What is asked:
A – Answer these questions about the sermon excerpt on the end times:
(i) What brings the church age to an end?
(ii) In which verse of the chapter is the Great Tribulation named?
(iii) What are the terrorizing events called in this chapter?
B – Carry on the sermon excerpt on the end times, picking up after its final sentence.

Selected excerpt:
We are living in the church age.  It comes to an end with the rapture of the church.  And that is the beginning of the end.  That is the beginning of the day of the Lord, if you will.  The church is taken out.  The restrainer, the Holy Spirit, lets loose of the restraint of evil.  There’s the rise of antichrist.  He looks like the savior of Israel, but halfway through a period of seven years, immediately after the rapture, he desecrates the Holy of Holies, he sets up an idol, calls the whole world to worship himself, and that triggers the Great Tribulation. 

The Scripture’s clear about this.  The rapture of the church, the rise of antichrist, the abomination of desolation, the Great Tribulation – it’s called so in verse 21 of this chapter – and in that Great Tribulation, all kinds of terrorizing events take place.  They are called, in this chapter, the birth pains of the kingdom.  They are the rapid-fire, successive pains that come upon the earth that issue in the birth of the kingdom of Christ.  They come at the very end, as birth pains come at the end of a pregnancy.

Provided data:
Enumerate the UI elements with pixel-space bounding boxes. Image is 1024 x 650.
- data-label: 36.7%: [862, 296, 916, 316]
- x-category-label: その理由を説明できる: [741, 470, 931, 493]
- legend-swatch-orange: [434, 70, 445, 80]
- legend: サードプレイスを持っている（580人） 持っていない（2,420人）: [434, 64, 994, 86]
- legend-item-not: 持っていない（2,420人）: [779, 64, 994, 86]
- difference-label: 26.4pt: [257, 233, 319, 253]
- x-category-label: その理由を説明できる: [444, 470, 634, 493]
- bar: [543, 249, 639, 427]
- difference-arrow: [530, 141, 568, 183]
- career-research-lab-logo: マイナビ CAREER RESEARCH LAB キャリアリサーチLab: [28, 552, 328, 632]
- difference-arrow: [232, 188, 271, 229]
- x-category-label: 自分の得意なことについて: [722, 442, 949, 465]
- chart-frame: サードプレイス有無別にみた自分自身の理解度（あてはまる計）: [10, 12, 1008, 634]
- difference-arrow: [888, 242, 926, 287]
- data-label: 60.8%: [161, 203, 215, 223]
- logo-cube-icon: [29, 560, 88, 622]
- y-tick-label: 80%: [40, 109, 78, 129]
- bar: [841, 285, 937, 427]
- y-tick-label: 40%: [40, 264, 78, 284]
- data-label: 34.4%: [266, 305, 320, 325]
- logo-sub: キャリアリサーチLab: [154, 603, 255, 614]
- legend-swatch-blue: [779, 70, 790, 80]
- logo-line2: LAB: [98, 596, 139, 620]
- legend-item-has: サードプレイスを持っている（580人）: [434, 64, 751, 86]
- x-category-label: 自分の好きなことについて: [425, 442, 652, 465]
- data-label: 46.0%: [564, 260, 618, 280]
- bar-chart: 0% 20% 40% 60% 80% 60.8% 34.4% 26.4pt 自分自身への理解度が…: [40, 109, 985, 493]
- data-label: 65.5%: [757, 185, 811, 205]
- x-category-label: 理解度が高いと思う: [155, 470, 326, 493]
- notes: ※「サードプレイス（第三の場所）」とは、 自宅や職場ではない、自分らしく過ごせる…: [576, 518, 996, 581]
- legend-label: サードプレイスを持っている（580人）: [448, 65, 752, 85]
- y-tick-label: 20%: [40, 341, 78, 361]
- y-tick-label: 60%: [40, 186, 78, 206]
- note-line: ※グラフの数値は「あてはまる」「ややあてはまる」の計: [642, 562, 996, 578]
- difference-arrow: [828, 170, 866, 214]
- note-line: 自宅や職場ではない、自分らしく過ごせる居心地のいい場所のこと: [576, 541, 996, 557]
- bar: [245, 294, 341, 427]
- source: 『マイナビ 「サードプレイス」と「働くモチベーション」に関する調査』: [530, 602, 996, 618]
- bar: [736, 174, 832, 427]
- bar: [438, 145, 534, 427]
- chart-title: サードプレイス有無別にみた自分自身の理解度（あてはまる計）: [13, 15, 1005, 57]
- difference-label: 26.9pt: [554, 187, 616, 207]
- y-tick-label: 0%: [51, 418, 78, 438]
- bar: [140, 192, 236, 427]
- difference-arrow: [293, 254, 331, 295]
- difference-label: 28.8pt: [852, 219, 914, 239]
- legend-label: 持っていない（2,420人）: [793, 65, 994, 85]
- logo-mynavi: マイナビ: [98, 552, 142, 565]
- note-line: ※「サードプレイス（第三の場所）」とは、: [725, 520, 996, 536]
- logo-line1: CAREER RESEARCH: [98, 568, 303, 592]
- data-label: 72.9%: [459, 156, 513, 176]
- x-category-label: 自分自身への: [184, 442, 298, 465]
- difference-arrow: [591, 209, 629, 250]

Answers to the exercises:
A –
(i) The rapture of the church.
(ii) Verse 21.
(iii) The birth pains of the kingdom.

B –
And so there is coming a time when the church is raptured, the rise of antichrist takes place, halfway through the seven-year period in which he rises to prominence, he sets himself up for the whole world to worship. He then begins to persecute Israel and worldwide slaughter takes place, the judgment of God falls as described in Revelation 6 through 18.  At the end of that time, there is the sign of the Son of Man in heaven.  We see in verses 29 to 31.  The sky falls, the heavenly bodies fall, everything in orbit loses its orbit, the powers of the heavens are shaken, and in the blackness that occurs in space, Christ appears, and that’s the sign of His coming. 

So He has said in this marvelous message, these are the signs.  But now He says, “Of the exact day and exact hour, no one knows.”  The time period, we know.  It is immediately after – it says in verse 29 – the Tribulation.  The Tribulation is that period of time in which there’s a rise of antichrist, in which there are events described in Revelation 6 to 18 as well as here.  That time can be seen clearly.  It is a time beginning with the rapture of the church.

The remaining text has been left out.